(Data excerpts)
[START]

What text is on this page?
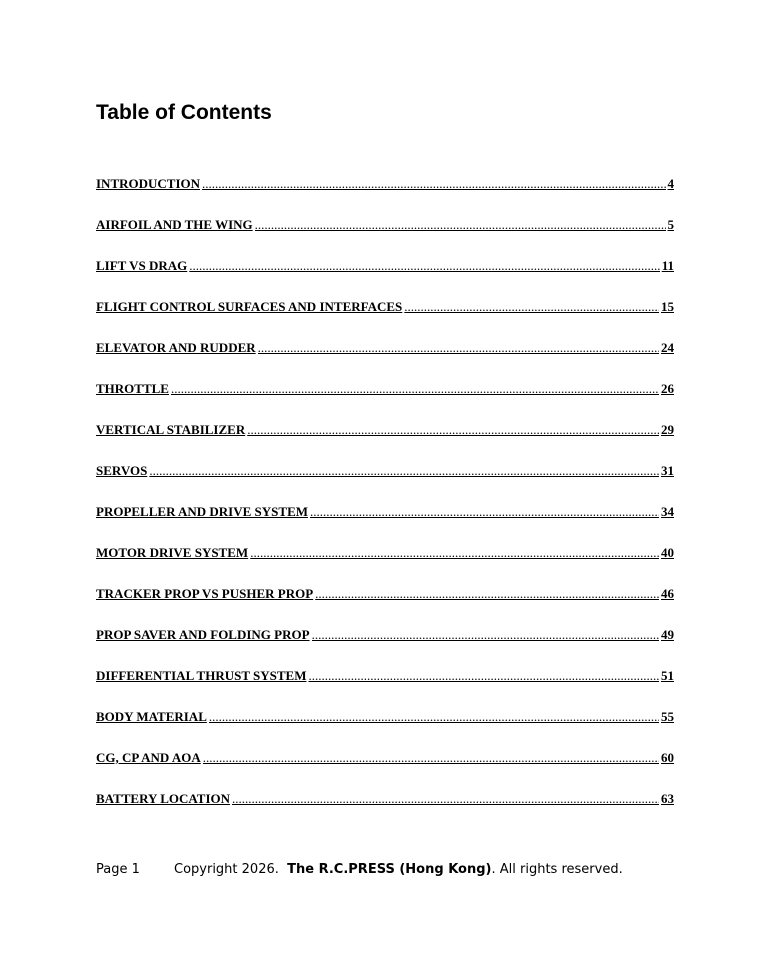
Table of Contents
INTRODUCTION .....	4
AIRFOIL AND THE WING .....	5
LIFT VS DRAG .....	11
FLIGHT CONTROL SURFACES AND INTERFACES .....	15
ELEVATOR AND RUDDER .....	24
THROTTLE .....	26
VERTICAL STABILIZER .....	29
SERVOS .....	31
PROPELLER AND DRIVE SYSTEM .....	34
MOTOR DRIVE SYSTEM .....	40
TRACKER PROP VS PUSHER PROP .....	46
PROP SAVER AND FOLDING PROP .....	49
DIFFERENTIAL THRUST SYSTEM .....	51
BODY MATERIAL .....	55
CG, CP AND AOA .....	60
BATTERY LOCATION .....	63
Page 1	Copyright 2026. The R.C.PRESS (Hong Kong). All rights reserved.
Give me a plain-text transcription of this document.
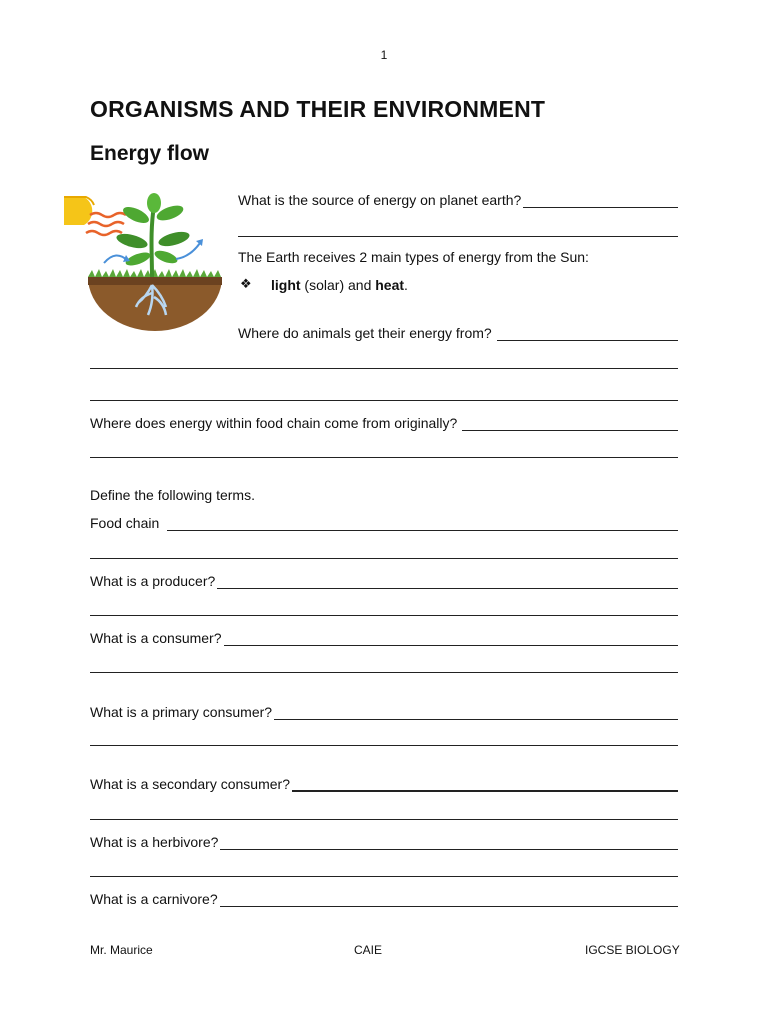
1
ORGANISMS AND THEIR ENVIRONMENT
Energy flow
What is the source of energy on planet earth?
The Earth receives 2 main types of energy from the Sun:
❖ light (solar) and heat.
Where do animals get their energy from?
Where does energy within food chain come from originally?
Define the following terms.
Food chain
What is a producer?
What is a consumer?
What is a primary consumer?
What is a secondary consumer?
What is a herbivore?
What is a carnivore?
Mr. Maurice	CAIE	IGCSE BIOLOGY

[END]

**Stated exercise:**
Go through the listing above and write it all out exactly, leaving out any picture.

**Written reply:**
What text is on this page?
Table of Contents
INTRODUCTION .....	4
AIRFOIL AND THE WING .....	5
LIFT VS DRAG .....	11
FLIGHT CONTROL SURFACES AND INTERFACES .....	15
ELEVATOR AND RUDDER .....	24
THROTTLE .....	26
VERTICAL STABILIZER .....	29
SERVOS .....	31
PROPELLER AND DRIVE SYSTEM .....	34
MOTOR DRIVE SYSTEM .....	40
TRACKER PROP VS PUSHER PROP .....	46
PROP SAVER AND FOLDING PROP .....	49
DIFFERENTIAL THRUST SYSTEM .....	51
BODY MATERIAL .....	55
CG, CP AND AOA .....	60
BATTERY LOCATION .....	63
Page 1	Copyright 2026. The R.C.PRESS (Hong Kong). All rights reserved.
Give me a plain-text transcription of this document.
1
ORGANISMS AND THEIR ENVIRONMENT
Energy flow
What is the source of energy on planet earth?
The Earth receives 2 main types of energy from the Sun:
❖ light (solar) and heat.
Where do animals get their energy from?
Where does energy within food chain come from originally?
Define the following terms.
Food chain
What is a producer?
What is a consumer?
What is a primary consumer?
What is a secondary consumer?
What is a herbivore?
What is a carnivore?
Mr. Maurice	CAIE	IGCSE BIOLOGY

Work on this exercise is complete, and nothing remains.